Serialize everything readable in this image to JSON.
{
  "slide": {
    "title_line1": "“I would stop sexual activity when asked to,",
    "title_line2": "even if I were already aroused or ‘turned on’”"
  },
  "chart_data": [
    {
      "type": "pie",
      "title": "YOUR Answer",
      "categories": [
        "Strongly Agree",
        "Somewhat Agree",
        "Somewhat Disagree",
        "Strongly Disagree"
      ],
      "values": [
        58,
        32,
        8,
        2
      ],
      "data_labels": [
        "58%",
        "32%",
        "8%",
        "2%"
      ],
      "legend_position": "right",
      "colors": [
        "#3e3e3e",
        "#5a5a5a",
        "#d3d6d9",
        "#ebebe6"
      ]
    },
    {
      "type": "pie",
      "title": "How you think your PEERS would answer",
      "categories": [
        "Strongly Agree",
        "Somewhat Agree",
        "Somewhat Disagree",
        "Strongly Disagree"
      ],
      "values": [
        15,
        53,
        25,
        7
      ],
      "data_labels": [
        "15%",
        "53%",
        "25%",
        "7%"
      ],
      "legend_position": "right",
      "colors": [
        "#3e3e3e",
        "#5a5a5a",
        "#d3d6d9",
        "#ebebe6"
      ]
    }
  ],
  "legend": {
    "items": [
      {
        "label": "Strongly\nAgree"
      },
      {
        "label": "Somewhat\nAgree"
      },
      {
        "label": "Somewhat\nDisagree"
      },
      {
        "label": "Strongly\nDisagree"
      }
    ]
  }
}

++++++++++++++++++++

◆ Request
Print out all the entries precisely as written.

◆ Output of the exercise
Serialize everything readable in this image to JSON.
{
  "slide": {
    "title_line1": "“I would stop sexual activity when asked to,",
    "title_line2": "even if I were already aroused or ‘turned on’”"
  },
  "chart_data": [
    {
      "type": "pie",
      "title": "YOUR Answer",
      "categories": [
        "Strongly Agree",
        "Somewhat Agree",
        "Somewhat Disagree",
        "Strongly Disagree"
      ],
      "values": [
        58,
        32,
        8,
        2
      ],
      "data_labels": [
        "58%",
        "32%",
        "8%",
        "2%"
      ],
      "legend_position": "right",
      "colors": [
        "#3e3e3e",
        "#5a5a5a",
        "#d3d6d9",
        "#ebebe6"
      ]
    },
    {
      "type": "pie",
      "title": "How you think your PEERS would answer",
      "categories": [
        "Strongly Agree",
        "Somewhat Agree",
        "Somewhat Disagree",
        "Strongly Disagree"
      ],
      "values": [
        15,
        53,
        25,
        7
      ],
      "data_labels": [
        "15%",
        "53%",
        "25%",
        "7%"
      ],
      "legend_position": "right",
      "colors": [
        "#3e3e3e",
        "#5a5a5a",
        "#d3d6d9",
        "#ebebe6"
      ]
    }
  ],
  "legend": {
    "items": [
      {
        "label": "Strongly\nAgree"
      },
      {
        "label": "Somewhat\nAgree"
      },
      {
        "label": "Somewhat\nDisagree"
      },
      {
        "label": "Strongly\nDisagree"
      }
    ]
  }
}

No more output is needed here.